Omit every picture and output the rest of the records exactly as they are.

+++ MATERIAL FOR THE TASK

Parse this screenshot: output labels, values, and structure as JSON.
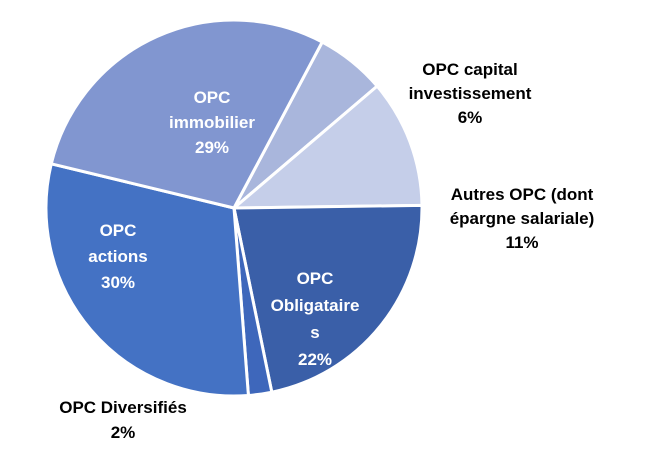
{
  "chart_data": {
    "type": "pie",
    "start_angle_deg": -62,
    "slices": [
      {
        "name_lines": [
          "OPC capital",
          "investissement"
        ],
        "value": 6,
        "label": "6%",
        "color": "#a9b6dc",
        "label_pos": "outside"
      },
      {
        "name_lines": [
          "Autres OPC (dont",
          "épargne salariale)"
        ],
        "value": 11,
        "label": "11%",
        "color": "#c5cee9",
        "label_pos": "outside"
      },
      {
        "name_lines": [
          "OPC",
          "Obligataire",
          "s"
        ],
        "value": 22,
        "label": "22%",
        "color": "#3a5fa8",
        "label_pos": "inside"
      },
      {
        "name_lines": [
          "OPC Diversifiés"
        ],
        "value": 2,
        "label": "2%",
        "color": "#3e67bb",
        "label_pos": "outside"
      },
      {
        "name_lines": [
          "OPC",
          "actions"
        ],
        "value": 30,
        "label": "30%",
        "color": "#4472c4",
        "label_pos": "inside"
      },
      {
        "name_lines": [
          "OPC",
          "immobilier"
        ],
        "value": 29,
        "label": "29%",
        "color": "#8196d0",
        "label_pos": "inside"
      }
    ]
  }
}
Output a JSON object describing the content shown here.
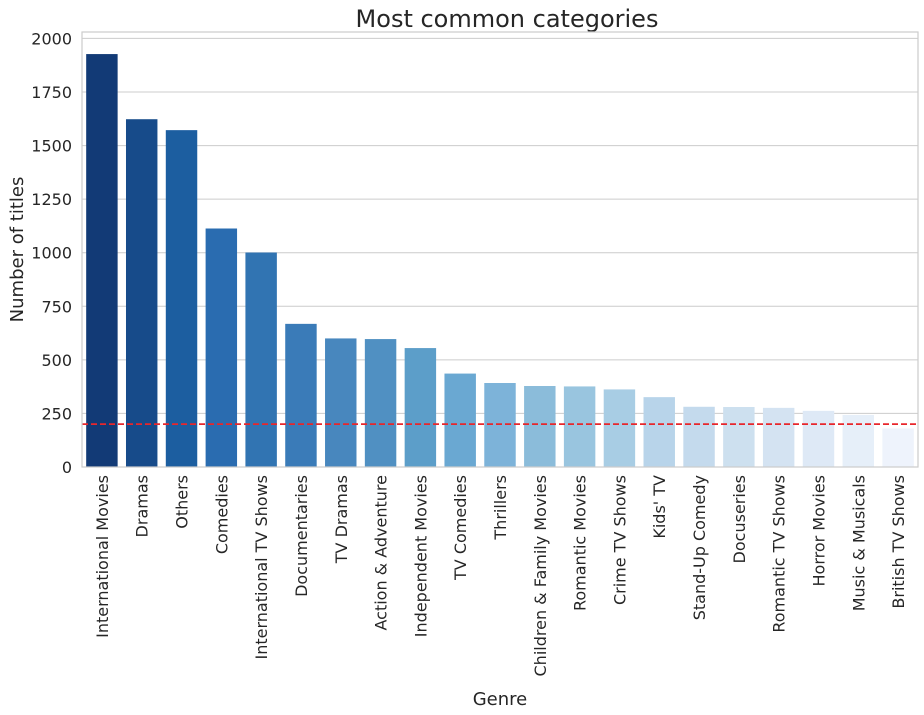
{
  "chart_data": {
    "type": "bar",
    "title": "Most common categories",
    "xlabel": "Genre",
    "ylabel": "Number of titles",
    "ylim": [
      0,
      2030
    ],
    "yticks": [
      0,
      250,
      500,
      750,
      1000,
      1250,
      1500,
      1750,
      2000
    ],
    "grid": "horizontal",
    "categories": [
      "International Movies",
      "Dramas",
      "Others",
      "Comedies",
      "International TV Shows",
      "Documentaries",
      "TV Dramas",
      "Action & Adventure",
      "Independent Movies",
      "TV Comedies",
      "Thrillers",
      "Children & Family Movies",
      "Romantic Movies",
      "Crime TV Shows",
      "Kids' TV",
      "Stand-Up Comedy",
      "Docuseries",
      "Romantic TV Shows",
      "Horror Movies",
      "Music & Musicals",
      "British TV Shows"
    ],
    "values": [
      1927,
      1623,
      1572,
      1113,
      1001,
      668,
      600,
      597,
      555,
      436,
      392,
      378,
      376,
      362,
      326,
      281,
      280,
      276,
      262,
      243,
      180
    ],
    "bar_colors": [
      "#123a76",
      "#174b8a",
      "#1c5ea0",
      "#2a6cb0",
      "#3174b2",
      "#3a7bb8",
      "#4887be",
      "#5090c2",
      "#5c9ec9",
      "#6aa8d2",
      "#7db3d9",
      "#8bbcda",
      "#99c5df",
      "#a8cde4",
      "#b8d4ea",
      "#c4daed",
      "#cde0ef",
      "#d4e3f2",
      "#dee9f6",
      "#e6eff9",
      "#eef3fc"
    ],
    "reference_line": {
      "value": 200,
      "color": "#e8262b",
      "style": "dashed"
    }
  }
}
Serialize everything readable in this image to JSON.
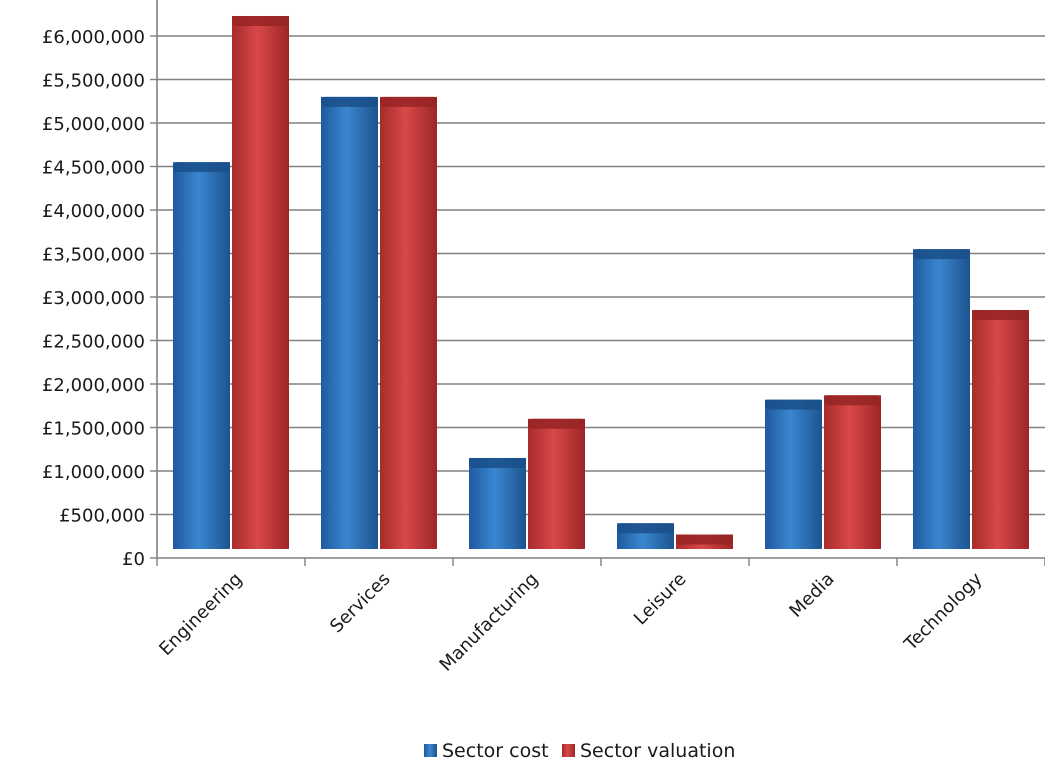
{
  "chart_data": {
    "type": "bar",
    "categories": [
      "Engineering",
      "Services",
      "Manufacturing",
      "Leisure",
      "Media",
      "Technology"
    ],
    "series": [
      {
        "name": "Sector cost",
        "values": [
          4550000,
          5300000,
          1150000,
          400000,
          1820000,
          3550000
        ],
        "color": "#2e6fb5"
      },
      {
        "name": "Sector valuation",
        "values": [
          6230000,
          5300000,
          1600000,
          270000,
          1870000,
          2850000
        ],
        "color": "#c23a3a"
      }
    ],
    "y_ticks": [
      "£0",
      "£500,000",
      "£1,000,000",
      "£1,500,000",
      "£2,000,000",
      "£2,500,000",
      "£3,000,000",
      "£3,500,000",
      "£4,000,000",
      "£4,500,000",
      "£5,000,000",
      "£5,500,000",
      "£6,000,000"
    ],
    "ylim": [
      0,
      6000000
    ],
    "grid": true,
    "legend_position": "bottom"
  }
}
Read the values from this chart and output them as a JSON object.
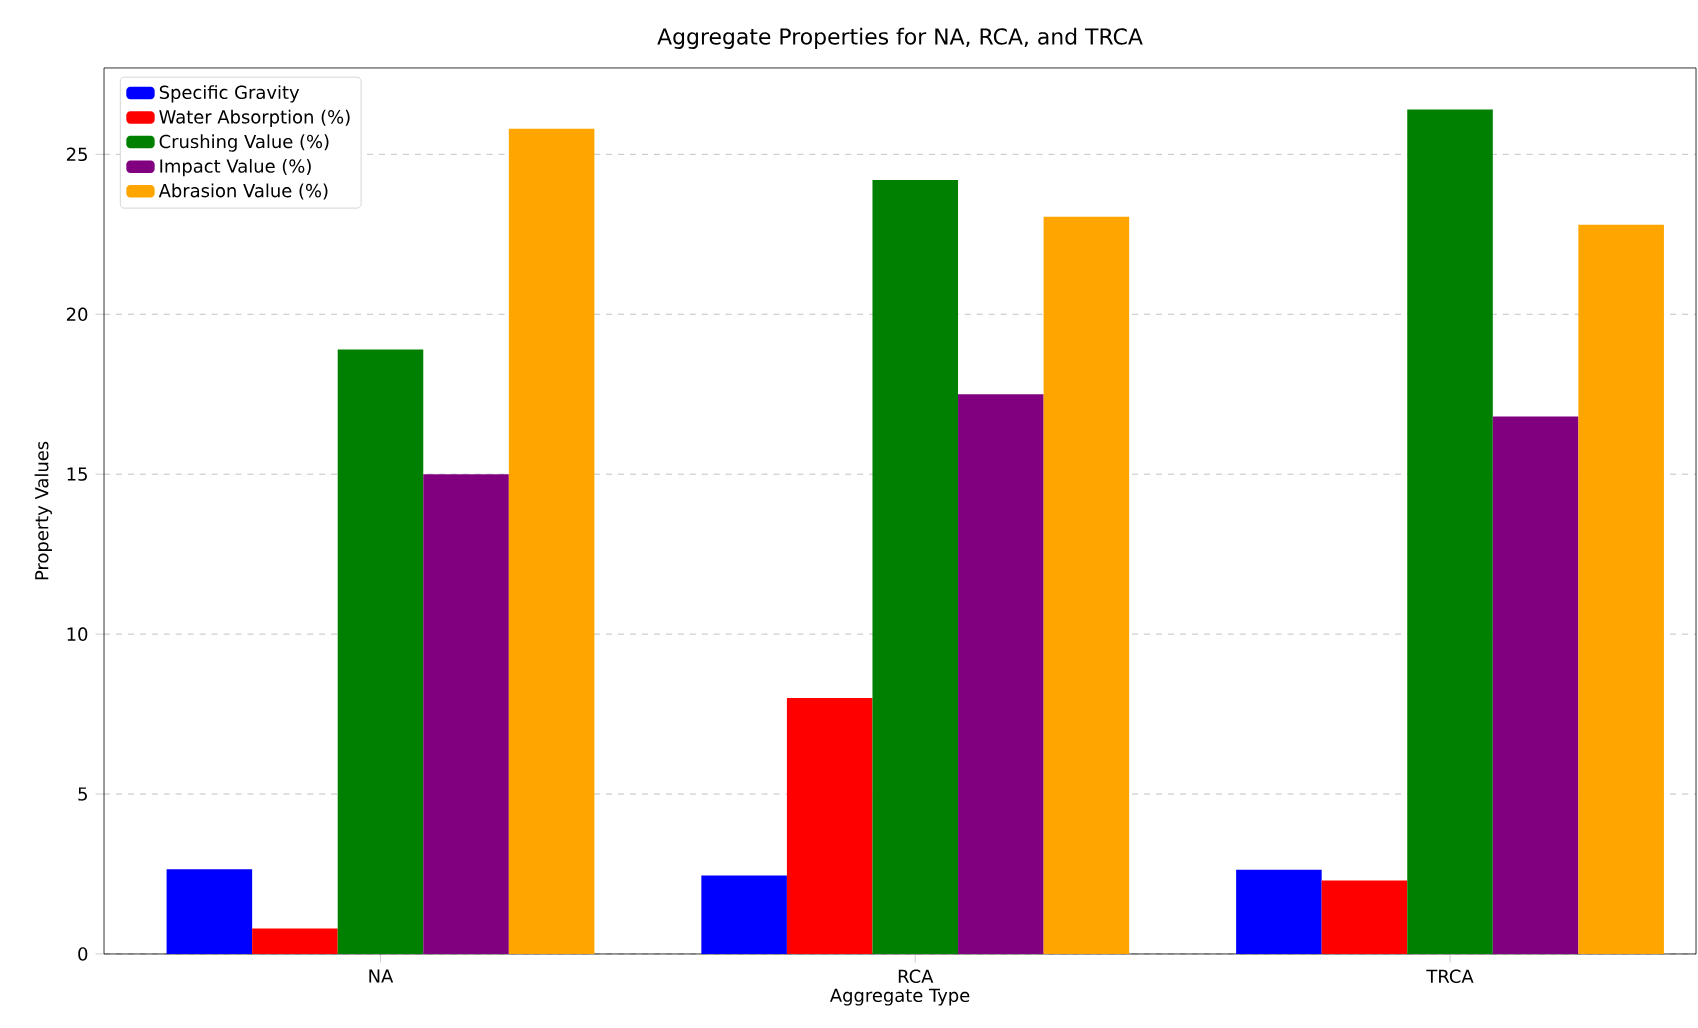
{
  "chart_data": {
    "type": "bar",
    "title": "Aggregate Properties for NA, RCA, and TRCA",
    "xlabel": "Aggregate Type",
    "ylabel": "Property Values",
    "categories": [
      "NA",
      "RCA",
      "TRCA"
    ],
    "series": [
      {
        "name": "Specific Gravity",
        "color": "#0000ff",
        "values": [
          2.65,
          2.45,
          2.63
        ]
      },
      {
        "name": "Water Absorption (%)",
        "color": "#ff0000",
        "values": [
          0.8,
          8.0,
          2.3
        ]
      },
      {
        "name": "Crushing Value (%)",
        "color": "#008000",
        "values": [
          18.9,
          24.2,
          26.4
        ]
      },
      {
        "name": "Impact Value (%)",
        "color": "#800080",
        "values": [
          15.0,
          17.5,
          16.8
        ]
      },
      {
        "name": "Abrasion Value (%)",
        "color": "#ffa500",
        "values": [
          25.8,
          23.05,
          22.8
        ]
      }
    ],
    "ylim": [
      0,
      27.7
    ],
    "yticks": [
      0,
      5,
      10,
      15,
      20,
      25
    ],
    "grid": "y",
    "legend": "top left"
  }
}
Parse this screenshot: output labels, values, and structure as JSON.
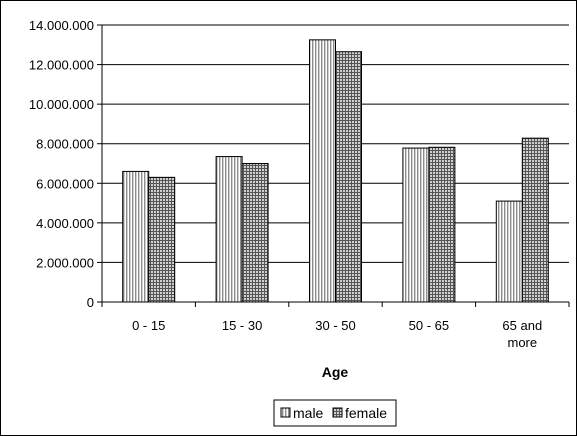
{
  "chart_data": {
    "type": "bar",
    "title": "",
    "xlabel": "Age",
    "ylabel": "",
    "categories": [
      [
        "0 - 15"
      ],
      [
        "15 - 30"
      ],
      [
        "30 - 50"
      ],
      [
        "50 - 65"
      ],
      [
        "65 and",
        "more"
      ]
    ],
    "series": [
      {
        "name": "male",
        "values": [
          6600000,
          7350000,
          13250000,
          7780000,
          5100000
        ],
        "pattern": "vertical-stripes",
        "color": "#d9d9d9"
      },
      {
        "name": "female",
        "values": [
          6300000,
          7000000,
          12650000,
          7820000,
          8280000
        ],
        "pattern": "crosshatch",
        "color": "#a6a6a6"
      }
    ],
    "ylim": [
      0,
      14000000
    ],
    "yticks": [
      0,
      2000000,
      4000000,
      6000000,
      8000000,
      10000000,
      12000000,
      14000000
    ],
    "ytick_labels": [
      "0",
      "2.000.000",
      "4.000.000",
      "6.000.000",
      "8.000.000",
      "10.000.000",
      "12.000.000",
      "14.000.000"
    ],
    "grid": "horizontal",
    "legend": "bottom"
  }
}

++++++

RESPONSE BELOW:
Parse this screenshot: output labels, values, and structure as JSON.
{
  "chart_data": {
    "type": "pie",
    "start_angle_deg": -62,
    "slices": [
      {
        "name_lines": [
          "OPC capital",
          "investissement"
        ],
        "value": 6,
        "label": "6%",
        "color": "#a9b6dc",
        "label_pos": "outside"
      },
      {
        "name_lines": [
          "Autres OPC (dont",
          "épargne salariale)"
        ],
        "value": 11,
        "label": "11%",
        "color": "#c5cee9",
        "label_pos": "outside"
      },
      {
        "name_lines": [
          "OPC",
          "Obligataire",
          "s"
        ],
        "value": 22,
        "label": "22%",
        "color": "#3a5fa8",
        "label_pos": "inside"
      },
      {
        "name_lines": [
          "OPC Diversifiés"
        ],
        "value": 2,
        "label": "2%",
        "color": "#3e67bb",
        "label_pos": "outside"
      },
      {
        "name_lines": [
          "OPC",
          "actions"
        ],
        "value": 30,
        "label": "30%",
        "color": "#4472c4",
        "label_pos": "inside"
      },
      {
        "name_lines": [
          "OPC",
          "immobilier"
        ],
        "value": 29,
        "label": "29%",
        "color": "#8196d0",
        "label_pos": "inside"
      }
    ]
  }
}
Output a JSON object describing the content shown here.
{
  "chart_data": {
    "type": "bar",
    "title": "Most common categories",
    "xlabel": "Genre",
    "ylabel": "Number of titles",
    "ylim": [
      0,
      2030
    ],
    "yticks": [
      0,
      250,
      500,
      750,
      1000,
      1250,
      1500,
      1750,
      2000
    ],
    "grid": "horizontal",
    "categories": [
      "International Movies",
      "Dramas",
      "Others",
      "Comedies",
      "International TV Shows",
      "Documentaries",
      "TV Dramas",
      "Action & Adventure",
      "Independent Movies",
      "TV Comedies",
      "Thrillers",
      "Children & Family Movies",
      "Romantic Movies",
      "Crime TV Shows",
      "Kids' TV",
      "Stand-Up Comedy",
      "Docuseries",
      "Romantic TV Shows",
      "Horror Movies",
      "Music & Musicals",
      "British TV Shows"
    ],
    "values": [
      1927,
      1623,
      1572,
      1113,
      1001,
      668,
      600,
      597,
      555,
      436,
      392,
      378,
      376,
      362,
      326,
      281,
      280,
      276,
      262,
      243,
      180
    ],
    "bar_colors": [
      "#123a76",
      "#174b8a",
      "#1c5ea0",
      "#2a6cb0",
      "#3174b2",
      "#3a7bb8",
      "#4887be",
      "#5090c2",
      "#5c9ec9",
      "#6aa8d2",
      "#7db3d9",
      "#8bbcda",
      "#99c5df",
      "#a8cde4",
      "#b8d4ea",
      "#c4daed",
      "#cde0ef",
      "#d4e3f2",
      "#dee9f6",
      "#e6eff9",
      "#eef3fc"
    ],
    "reference_line": {
      "value": 200,
      "color": "#e8262b",
      "style": "dashed"
    }
  }
}
Serialize everything readable in this image to JSON.
{
  "chart_data": {
    "type": "bar",
    "categories": [
      "Engineering",
      "Services",
      "Manufacturing",
      "Leisure",
      "Media",
      "Technology"
    ],
    "series": [
      {
        "name": "Sector cost",
        "values": [
          4550000,
          5300000,
          1150000,
          400000,
          1820000,
          3550000
        ],
        "color": "#2e6fb5"
      },
      {
        "name": "Sector valuation",
        "values": [
          6230000,
          5300000,
          1600000,
          270000,
          1870000,
          2850000
        ],
        "color": "#c23a3a"
      }
    ],
    "y_ticks": [
      "£0",
      "£500,000",
      "£1,000,000",
      "£1,500,000",
      "£2,000,000",
      "£2,500,000",
      "£3,000,000",
      "£3,500,000",
      "£4,000,000",
      "£4,500,000",
      "£5,000,000",
      "£5,500,000",
      "£6,000,000"
    ],
    "ylim": [
      0,
      6000000
    ],
    "grid": true,
    "legend_position": "bottom"
  }
}
Read the values from this chart and output them as a JSON object.
{
  "chart_data": {
    "type": "bar",
    "title": "Aggregate Properties for NA, RCA, and TRCA",
    "xlabel": "Aggregate Type",
    "ylabel": "Property Values",
    "categories": [
      "NA",
      "RCA",
      "TRCA"
    ],
    "series": [
      {
        "name": "Specific Gravity",
        "color": "#0000ff",
        "values": [
          2.65,
          2.45,
          2.63
        ]
      },
      {
        "name": "Water Absorption (%)",
        "color": "#ff0000",
        "values": [
          0.8,
          8.0,
          2.3
        ]
      },
      {
        "name": "Crushing Value (%)",
        "color": "#008000",
        "values": [
          18.9,
          24.2,
          26.4
        ]
      },
      {
        "name": "Impact Value (%)",
        "color": "#800080",
        "values": [
          15.0,
          17.5,
          16.8
        ]
      },
      {
        "name": "Abrasion Value (%)",
        "color": "#ffa500",
        "values": [
          25.8,
          23.05,
          22.8
        ]
      }
    ],
    "ylim": [
      0,
      27.7
    ],
    "yticks": [
      0,
      5,
      10,
      15,
      20,
      25
    ],
    "grid": "y",
    "legend": "top left"
  }
}
Parse this screenshot: output labels, values, and structure as JSON.
{
  "chart_data": {
    "type": "bar",
    "title": "",
    "xlabel": "Age",
    "ylabel": "",
    "categories": [
      [
        "0 - 15"
      ],
      [
        "15 - 30"
      ],
      [
        "30 - 50"
      ],
      [
        "50 - 65"
      ],
      [
        "65 and",
        "more"
      ]
    ],
    "series": [
      {
        "name": "male",
        "values": [
          6600000,
          7350000,
          13250000,
          7780000,
          5100000
        ],
        "pattern": "vertical-stripes",
        "color": "#d9d9d9"
      },
      {
        "name": "female",
        "values": [
          6300000,
          7000000,
          12650000,
          7820000,
          8280000
        ],
        "pattern": "crosshatch",
        "color": "#a6a6a6"
      }
    ],
    "ylim": [
      0,
      14000000
    ],
    "yticks": [
      0,
      2000000,
      4000000,
      6000000,
      8000000,
      10000000,
      12000000,
      14000000
    ],
    "ytick_labels": [
      "0",
      "2.000.000",
      "4.000.000",
      "6.000.000",
      "8.000.000",
      "10.000.000",
      "12.000.000",
      "14.000.000"
    ],
    "grid": "horizontal",
    "legend": "bottom"
  }
}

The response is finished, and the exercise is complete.